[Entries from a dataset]

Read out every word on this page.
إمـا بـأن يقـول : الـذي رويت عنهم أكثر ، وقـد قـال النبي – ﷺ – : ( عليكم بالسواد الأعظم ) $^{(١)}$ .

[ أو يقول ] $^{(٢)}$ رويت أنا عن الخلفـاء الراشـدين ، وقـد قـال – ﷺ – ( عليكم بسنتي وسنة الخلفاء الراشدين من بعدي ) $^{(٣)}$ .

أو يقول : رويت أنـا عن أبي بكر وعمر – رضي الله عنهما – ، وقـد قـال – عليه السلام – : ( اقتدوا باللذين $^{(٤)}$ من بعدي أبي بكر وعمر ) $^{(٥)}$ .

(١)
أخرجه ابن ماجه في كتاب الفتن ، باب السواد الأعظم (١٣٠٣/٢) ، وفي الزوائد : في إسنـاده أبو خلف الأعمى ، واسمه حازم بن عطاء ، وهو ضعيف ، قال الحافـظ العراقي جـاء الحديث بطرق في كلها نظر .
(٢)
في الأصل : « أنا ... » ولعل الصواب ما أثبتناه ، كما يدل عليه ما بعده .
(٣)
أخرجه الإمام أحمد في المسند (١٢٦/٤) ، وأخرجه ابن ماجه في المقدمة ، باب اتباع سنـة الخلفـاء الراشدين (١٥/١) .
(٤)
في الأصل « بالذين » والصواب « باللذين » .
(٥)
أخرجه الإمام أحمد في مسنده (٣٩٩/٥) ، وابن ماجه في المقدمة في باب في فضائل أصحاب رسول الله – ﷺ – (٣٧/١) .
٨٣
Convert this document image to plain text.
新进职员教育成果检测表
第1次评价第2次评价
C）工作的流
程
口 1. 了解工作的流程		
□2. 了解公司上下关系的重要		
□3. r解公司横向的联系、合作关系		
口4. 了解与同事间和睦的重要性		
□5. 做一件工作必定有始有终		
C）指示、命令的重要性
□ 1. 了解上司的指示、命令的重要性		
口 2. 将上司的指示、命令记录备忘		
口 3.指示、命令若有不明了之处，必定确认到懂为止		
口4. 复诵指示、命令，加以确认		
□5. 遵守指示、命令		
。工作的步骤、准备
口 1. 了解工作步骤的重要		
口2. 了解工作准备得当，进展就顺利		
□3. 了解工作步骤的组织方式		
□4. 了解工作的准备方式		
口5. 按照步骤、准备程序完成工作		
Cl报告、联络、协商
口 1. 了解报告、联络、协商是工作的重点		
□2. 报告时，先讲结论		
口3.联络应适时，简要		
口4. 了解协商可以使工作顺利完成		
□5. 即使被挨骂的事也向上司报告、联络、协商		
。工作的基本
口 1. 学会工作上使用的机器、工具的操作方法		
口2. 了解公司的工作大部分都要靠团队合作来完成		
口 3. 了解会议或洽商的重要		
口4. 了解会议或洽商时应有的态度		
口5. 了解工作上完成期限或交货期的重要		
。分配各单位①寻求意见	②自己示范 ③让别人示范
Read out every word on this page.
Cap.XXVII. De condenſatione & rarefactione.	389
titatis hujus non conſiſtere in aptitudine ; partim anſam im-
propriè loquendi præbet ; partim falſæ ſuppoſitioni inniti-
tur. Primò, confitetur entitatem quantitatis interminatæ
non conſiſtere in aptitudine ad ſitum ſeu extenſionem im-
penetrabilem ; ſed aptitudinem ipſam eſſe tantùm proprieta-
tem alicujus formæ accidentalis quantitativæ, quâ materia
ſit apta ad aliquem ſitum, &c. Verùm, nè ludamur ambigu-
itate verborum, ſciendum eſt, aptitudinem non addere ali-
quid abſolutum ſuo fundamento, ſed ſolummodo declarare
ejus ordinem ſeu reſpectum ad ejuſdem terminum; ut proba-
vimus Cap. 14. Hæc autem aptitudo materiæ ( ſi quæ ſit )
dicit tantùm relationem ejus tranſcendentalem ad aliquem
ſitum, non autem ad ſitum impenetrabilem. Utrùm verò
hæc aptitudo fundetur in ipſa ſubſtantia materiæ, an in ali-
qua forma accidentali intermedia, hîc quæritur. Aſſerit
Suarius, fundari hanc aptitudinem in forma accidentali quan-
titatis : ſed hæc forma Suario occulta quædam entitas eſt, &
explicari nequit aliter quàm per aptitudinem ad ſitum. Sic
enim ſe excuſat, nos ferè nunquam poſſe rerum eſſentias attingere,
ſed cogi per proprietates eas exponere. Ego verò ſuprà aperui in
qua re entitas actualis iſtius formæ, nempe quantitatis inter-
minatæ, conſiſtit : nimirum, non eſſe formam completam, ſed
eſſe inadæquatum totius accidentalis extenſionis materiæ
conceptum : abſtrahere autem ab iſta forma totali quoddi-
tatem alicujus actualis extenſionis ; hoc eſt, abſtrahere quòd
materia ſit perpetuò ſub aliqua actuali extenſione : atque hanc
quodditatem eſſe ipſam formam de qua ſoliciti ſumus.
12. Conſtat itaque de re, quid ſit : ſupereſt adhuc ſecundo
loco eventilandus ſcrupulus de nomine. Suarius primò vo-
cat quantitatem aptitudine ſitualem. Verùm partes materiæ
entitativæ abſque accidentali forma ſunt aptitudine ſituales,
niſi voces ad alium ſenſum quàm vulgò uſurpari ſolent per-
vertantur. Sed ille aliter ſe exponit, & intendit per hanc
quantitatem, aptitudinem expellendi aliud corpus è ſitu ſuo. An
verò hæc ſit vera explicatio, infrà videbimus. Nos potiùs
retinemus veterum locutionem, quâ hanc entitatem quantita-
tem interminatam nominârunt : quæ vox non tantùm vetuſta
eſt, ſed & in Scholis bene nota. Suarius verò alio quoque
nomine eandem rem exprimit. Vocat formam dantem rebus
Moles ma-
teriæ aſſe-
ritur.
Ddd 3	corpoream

■ GIVEN PROBLEM: Find the lines containing "يقول" and pull them out.

■ FULL RESPONSE:
[ أو يقول ] $^{(٢)}$ رويت أنا عن الخلفـاء الراشـدين ، وقـد قـال – ﷺ – ( عليكم بسنتي وسنة الخلفاء الراشدين من بعدي ) $^{(٣)}$ .
أو يقول : رويت أنـا عن أبي بكر وعمر – رضي الله عنهما – ، وقـد قـال – عليه السلام – : ( اقتدوا باللذين $^{(٤)}$ من بعدي أبي بكر وعمر ) $^{(٥)}$ .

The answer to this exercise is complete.